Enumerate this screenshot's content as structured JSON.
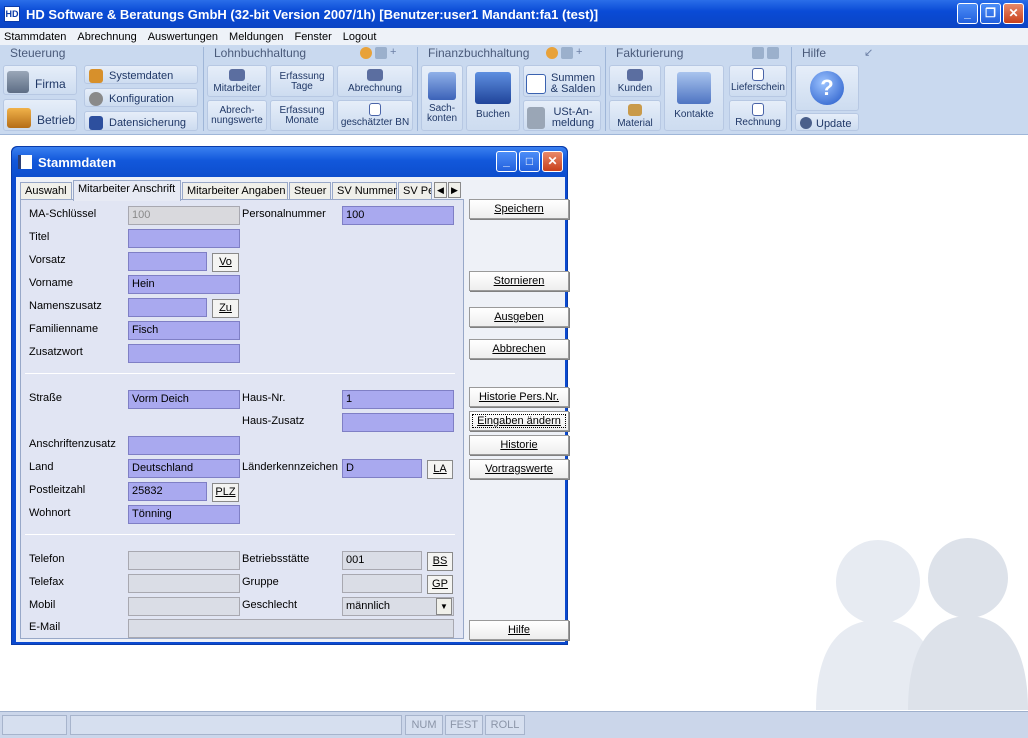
{
  "app": {
    "title": "HD Software & Beratungs GmbH (32-bit Version 2007/1h) [Benutzer:user1 Mandant:fa1 (test)]",
    "icon_label": "HD"
  },
  "menu": [
    "Stammdaten",
    "Abrechnung",
    "Auswertungen",
    "Meldungen",
    "Fenster",
    "Logout"
  ],
  "ribbon": {
    "groups": {
      "steuerung": "Steuerung",
      "lohn": "Lohnbuchhaltung",
      "finanz": "Finanzbuchhaltung",
      "faktur": "Fakturierung",
      "hilfe": "Hilfe"
    },
    "buttons": {
      "firma": "Firma",
      "betrieb": "Betrieb",
      "systemdaten": "Systemdaten",
      "konfiguration": "Konfiguration",
      "datensicherung": "Datensicherung",
      "mitarbeiter": "Mitarbeiter",
      "erfassung_tage": "Erfassung Tage",
      "abrechnung": "Abrechnung",
      "abrechnungswerte": "Abrech-nungswerte",
      "erfassung_monate": "Erfassung Monate",
      "geschaetzter_bn": "geschätzter BN",
      "sachkonten": "Sach-konten",
      "buchen": "Buchen",
      "summen_salden": "Summen & Salden",
      "ust_anmeldung": "USt-An-meldung",
      "kunden": "Kunden",
      "material": "Material",
      "kontakte": "Kontakte",
      "lieferschein": "Lieferschein",
      "rechnung": "Rechnung",
      "update": "Update"
    }
  },
  "window": {
    "title": "Stammdaten",
    "tabs": [
      "Auswahl",
      "Mitarbeiter Anschrift",
      "Mitarbeiter Angaben",
      "Steuer",
      "SV Nummer",
      "SV Pe"
    ],
    "active_tab": "Mitarbeiter Anschrift",
    "form": {
      "ma_schluessel": {
        "label": "MA-Schlüssel",
        "value": "100"
      },
      "personalnummer": {
        "label": "Personalnummer",
        "value": "100"
      },
      "titel": {
        "label": "Titel",
        "value": ""
      },
      "vorsatz": {
        "label": "Vorsatz",
        "value": "",
        "button": "Vo"
      },
      "vorname": {
        "label": "Vorname",
        "value": "Hein"
      },
      "namenszusatz": {
        "label": "Namenszusatz",
        "value": "",
        "button": "Zu"
      },
      "familienname": {
        "label": "Familienname",
        "value": "Fisch"
      },
      "zusatzwort": {
        "label": "Zusatzwort",
        "value": ""
      },
      "strasse": {
        "label": "Straße",
        "value": "Vorm Deich"
      },
      "haus_nr": {
        "label": "Haus-Nr.",
        "value": "1"
      },
      "haus_zusatz": {
        "label": "Haus-Zusatz",
        "value": ""
      },
      "anschriftenzusatz": {
        "label": "Anschriftenzusatz",
        "value": ""
      },
      "land": {
        "label": "Land",
        "value": "Deutschland"
      },
      "laenderkennzeichen": {
        "label": "Länderkennzeichen",
        "value": "D",
        "button": "LA"
      },
      "postleitzahl": {
        "label": "Postleitzahl",
        "value": "25832",
        "button": "PLZ"
      },
      "wohnort": {
        "label": "Wohnort",
        "value": "Tönning"
      },
      "telefon": {
        "label": "Telefon",
        "value": ""
      },
      "betriebsstaette": {
        "label": "Betriebsstätte",
        "value": "001",
        "button": "BS"
      },
      "telefax": {
        "label": "Telefax",
        "value": ""
      },
      "gruppe": {
        "label": "Gruppe",
        "value": "",
        "button": "GP"
      },
      "mobil": {
        "label": "Mobil",
        "value": ""
      },
      "geschlecht": {
        "label": "Geschlecht",
        "value": "männlich"
      },
      "email": {
        "label": "E-Mail",
        "value": ""
      }
    },
    "actions": {
      "speichern": "Speichern",
      "stornieren": "Stornieren",
      "ausgeben": "Ausgeben",
      "abbrechen": "Abbrechen",
      "historie_pers": "Historie Pers.Nr.",
      "eingaben_aendern": "Eingaben ändern",
      "historie": "Historie",
      "vortragswerte": "Vortragswerte",
      "hilfe": "Hilfe"
    }
  },
  "statusbar": {
    "num": "NUM",
    "fest": "FEST",
    "roll": "ROLL"
  },
  "colors": {
    "titlebar": "#0b4ad0",
    "ribbon": "#c9d9ef",
    "field": "#a9a9ef",
    "panel": "#e1e5f3"
  }
}
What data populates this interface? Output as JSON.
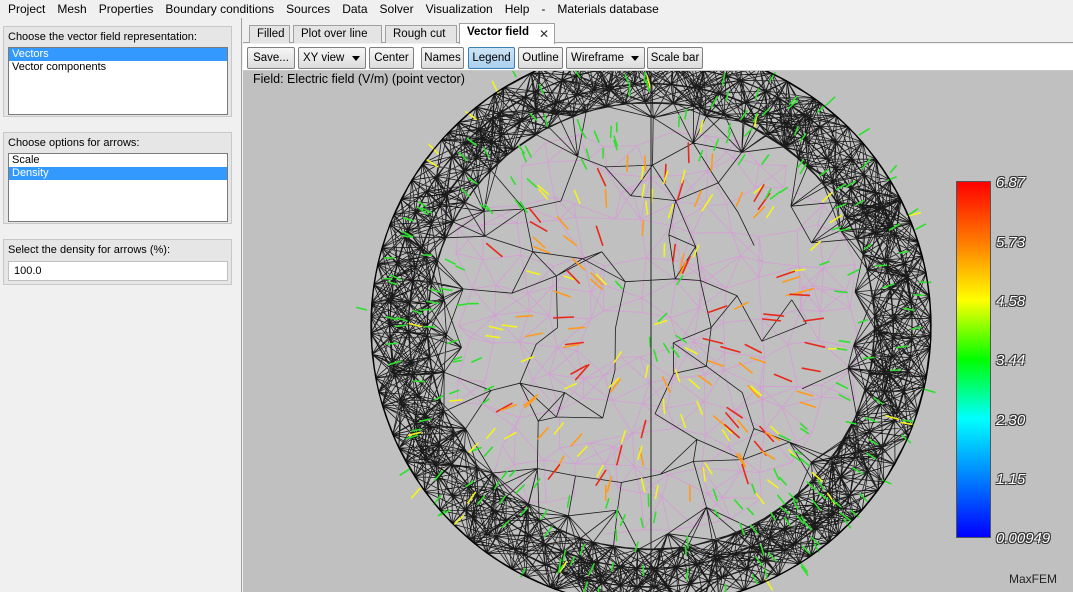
{
  "menu": [
    "Project",
    "Mesh",
    "Properties",
    "Boundary conditions",
    "Sources",
    "Data",
    "Solver",
    "Visualization",
    "Help",
    "-",
    "Materials database"
  ],
  "left_panel": {
    "representation": {
      "label": "Choose the vector field representation:",
      "options": [
        "Vectors",
        "Vector components"
      ],
      "selected": "Vectors"
    },
    "arrows": {
      "label": "Choose options for arrows:",
      "options": [
        "Scale",
        "Density"
      ],
      "selected": "Density"
    },
    "density": {
      "label": "Select the density for arrows (%):",
      "value": "100.0"
    }
  },
  "tabs": [
    {
      "label": "Filled"
    },
    {
      "label": "Plot over line"
    },
    {
      "label": "Rough cut"
    },
    {
      "label": "Vector field",
      "active": true,
      "close": "✕"
    }
  ],
  "toolbar": {
    "save": "Save...",
    "view": "XY view",
    "center": "Center",
    "names": "Names",
    "legend": "Legend",
    "outline": "Outline",
    "wireframe": "Wireframe",
    "scalebar": "Scale bar"
  },
  "viewport": {
    "field_label": "Field: Electric field (V/m) (point vector)",
    "brand": "MaxFEM",
    "legend_ticks": [
      "6.87",
      "5.73",
      "4.58",
      "3.44",
      "2.30",
      "1.15",
      "0.00949"
    ],
    "colors": {
      "background": "#c0c0c0",
      "mesh_outer": "#1a1a1a",
      "mesh_inner": "#d79ad7",
      "selection": "#3399ff"
    }
  }
}
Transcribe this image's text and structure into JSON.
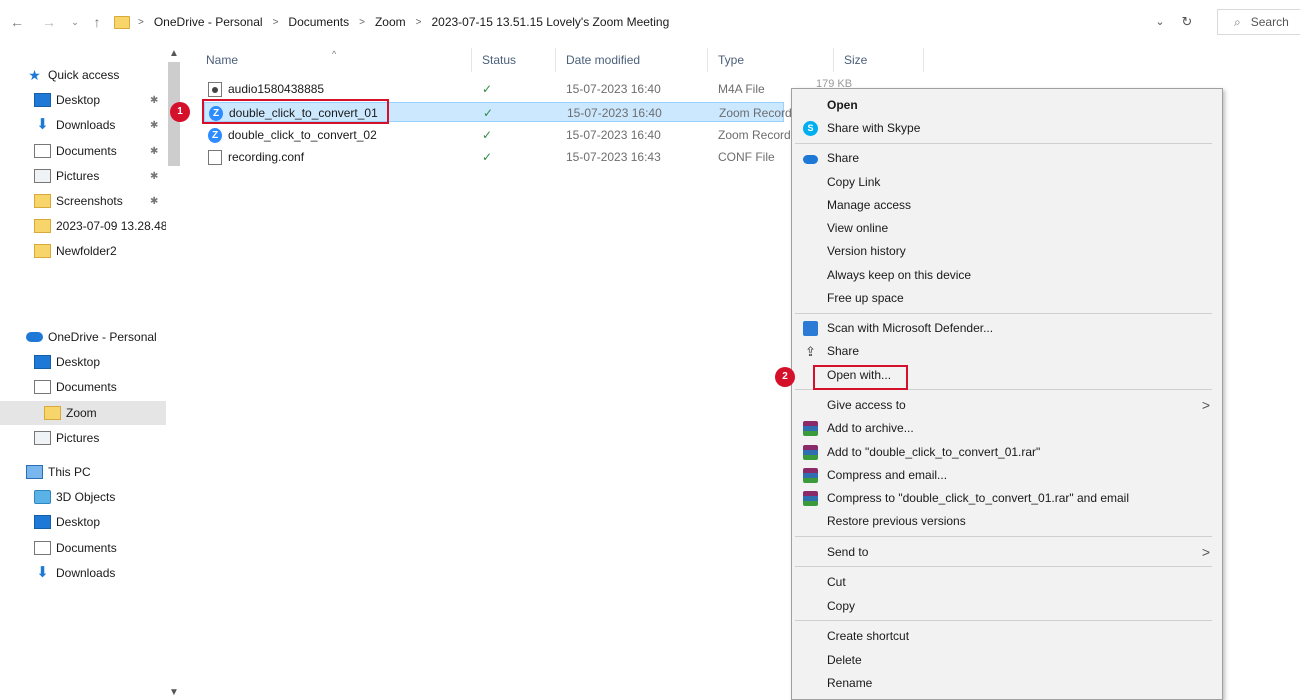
{
  "address": {
    "crumbs": [
      "OneDrive - Personal",
      "Documents",
      "Zoom",
      "2023-07-15 13.51.15 Lovely's Zoom Meeting"
    ],
    "search_placeholder": "Search"
  },
  "sidebar": {
    "quick_access": "Quick access",
    "quick_items": [
      {
        "label": "Desktop",
        "icon": "desktop-icon"
      },
      {
        "label": "Downloads",
        "icon": "downloads-icon"
      },
      {
        "label": "Documents",
        "icon": "documents-icon"
      },
      {
        "label": "Pictures",
        "icon": "pictures-icon"
      },
      {
        "label": "Screenshots",
        "icon": "folder-icon"
      },
      {
        "label": "2023-07-09 13.28.48",
        "icon": "folder-icon"
      },
      {
        "label": "Newfolder2",
        "icon": "folder-icon"
      }
    ],
    "onedrive": "OneDrive - Personal",
    "onedrive_items": [
      "Desktop",
      "Documents",
      "Zoom",
      "Pictures"
    ],
    "this_pc": "This PC",
    "pc_items": [
      "3D Objects",
      "Desktop",
      "Documents",
      "Downloads"
    ]
  },
  "columns": {
    "name": "Name",
    "status": "Status",
    "date": "Date modified",
    "type": "Type",
    "size": "Size"
  },
  "files": [
    {
      "name": "audio1580438885",
      "date": "15-07-2023 16:40",
      "type": "M4A File",
      "size": "179 KB",
      "icon": "audio-file-icon"
    },
    {
      "name": "double_click_to_convert_01",
      "date": "15-07-2023 16:40",
      "type": "Zoom Recording",
      "icon": "zoom-icon",
      "selected": true
    },
    {
      "name": "double_click_to_convert_02",
      "date": "15-07-2023 16:40",
      "type": "Zoom Recording",
      "icon": "zoom-icon"
    },
    {
      "name": "recording.conf",
      "date": "15-07-2023 16:43",
      "type": "CONF File",
      "icon": "file-icon"
    }
  ],
  "callouts": [
    "1",
    "2"
  ],
  "context_menu": {
    "open": "Open",
    "share_skype": "Share with Skype",
    "share_onedrive": "Share",
    "copy_link": "Copy Link",
    "manage_access": "Manage access",
    "view_online": "View online",
    "version_history": "Version history",
    "always_keep": "Always keep on this device",
    "free_up": "Free up space",
    "scan_defender": "Scan with Microsoft Defender...",
    "share": "Share",
    "open_with": "Open with...",
    "give_access": "Give access to",
    "add_archive": "Add to archive...",
    "add_rar": "Add to \"double_click_to_convert_01.rar\"",
    "compress_email": "Compress and email...",
    "compress_rar_email": "Compress to \"double_click_to_convert_01.rar\" and email",
    "restore": "Restore previous versions",
    "send_to": "Send to",
    "cut": "Cut",
    "copy": "Copy",
    "create_shortcut": "Create shortcut",
    "delete": "Delete",
    "rename": "Rename"
  },
  "colors": {
    "selection": "#cce8ff",
    "callout": "#d5102b",
    "accent": "#1e78d6"
  }
}
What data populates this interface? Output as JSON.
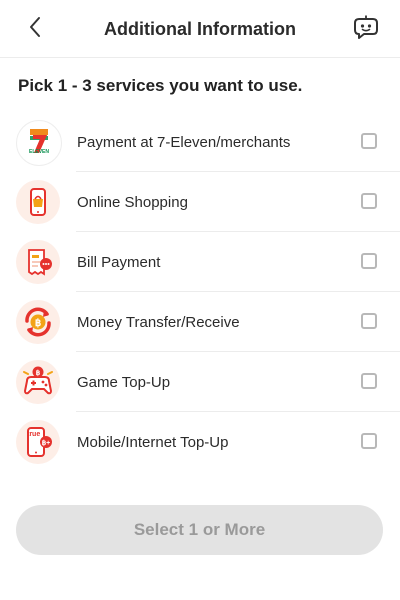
{
  "header": {
    "title": "Additional Information",
    "back_icon": "chevron-left-icon",
    "chat_icon": "chatbot-icon"
  },
  "prompt": "Pick 1 - 3 services you want to use.",
  "services": [
    {
      "label": "Payment at 7-Eleven/merchants",
      "icon": "seven-eleven-logo-icon",
      "checked": false,
      "logo_text": "ELEVEN"
    },
    {
      "label": "Online Shopping",
      "icon": "online-shopping-icon",
      "checked": false
    },
    {
      "label": "Bill Payment",
      "icon": "bill-payment-icon",
      "checked": false
    },
    {
      "label": "Money Transfer/Receive",
      "icon": "money-transfer-icon",
      "checked": false
    },
    {
      "label": "Game Top-Up",
      "icon": "game-topup-icon",
      "checked": false
    },
    {
      "label": "Mobile/Internet Top-Up",
      "icon": "mobile-topup-icon",
      "checked": false,
      "logo_text": "true"
    }
  ],
  "cta_label": "Select 1 or More",
  "colors": {
    "accent": "#e5322d",
    "icon_bg": "#fdeee7",
    "button_disabled_bg": "#e3e3e3",
    "button_disabled_text": "#9a9a9a"
  }
}
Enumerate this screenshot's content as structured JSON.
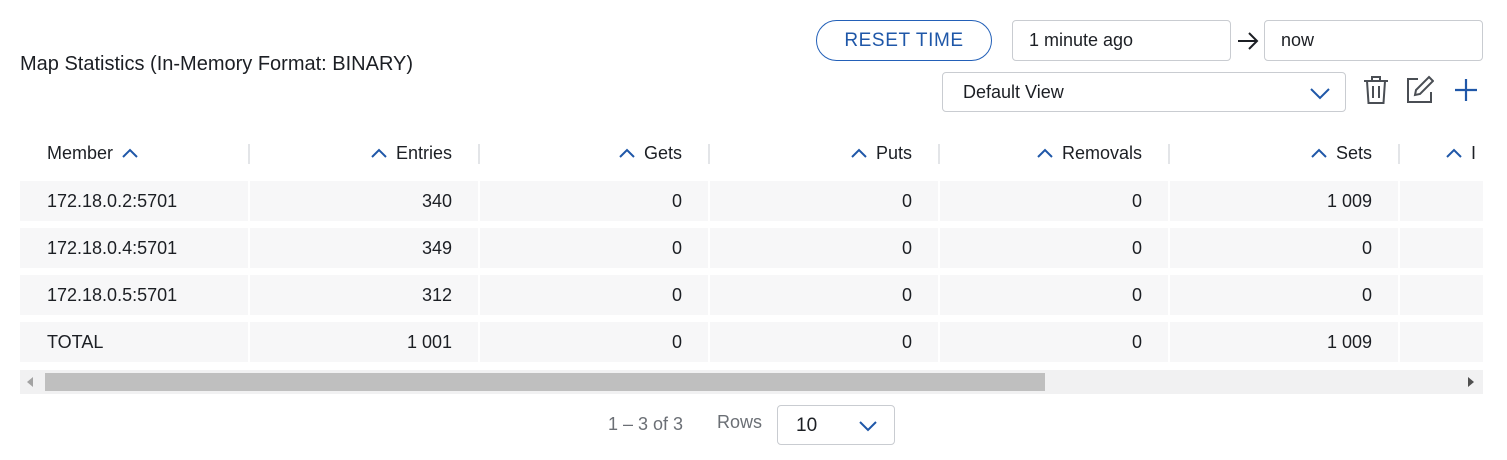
{
  "title": "Map Statistics (In-Memory Format: BINARY)",
  "toolbar": {
    "reset_label": "RESET TIME",
    "time_from": "1 minute ago",
    "time_to": "now",
    "view": "Default View"
  },
  "table": {
    "headers": [
      "Member",
      "Entries",
      "Gets",
      "Puts",
      "Removals",
      "Sets",
      "I"
    ],
    "rows": [
      [
        "172.18.0.2:5701",
        "340",
        "0",
        "0",
        "0",
        "1 009"
      ],
      [
        "172.18.0.4:5701",
        "349",
        "0",
        "0",
        "0",
        "0"
      ],
      [
        "172.18.0.5:5701",
        "312",
        "0",
        "0",
        "0",
        "0"
      ],
      [
        "TOTAL",
        "1 001",
        "0",
        "0",
        "0",
        "1 009"
      ]
    ]
  },
  "pagination": {
    "range": "1 – 3 of 3",
    "rows_label": "Rows",
    "rows_per_page": "10"
  },
  "colors": {
    "accent": "#2360b8",
    "row_bg": "#f7f7f8",
    "border": "#c9ccd1"
  },
  "icons": [
    "arrow-right-icon",
    "chevron-down-icon",
    "trash-icon",
    "edit-icon",
    "plus-icon",
    "sort-asc-icon"
  ]
}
● ● ● ● ●
Copy out every line from the material above in which the word "access" appears.

◆ SOLUTION TO THE PROBLEM:
    "quick_access": "Quick access",
    "manage_access": "Manage access",
    "give_access": "Give access to",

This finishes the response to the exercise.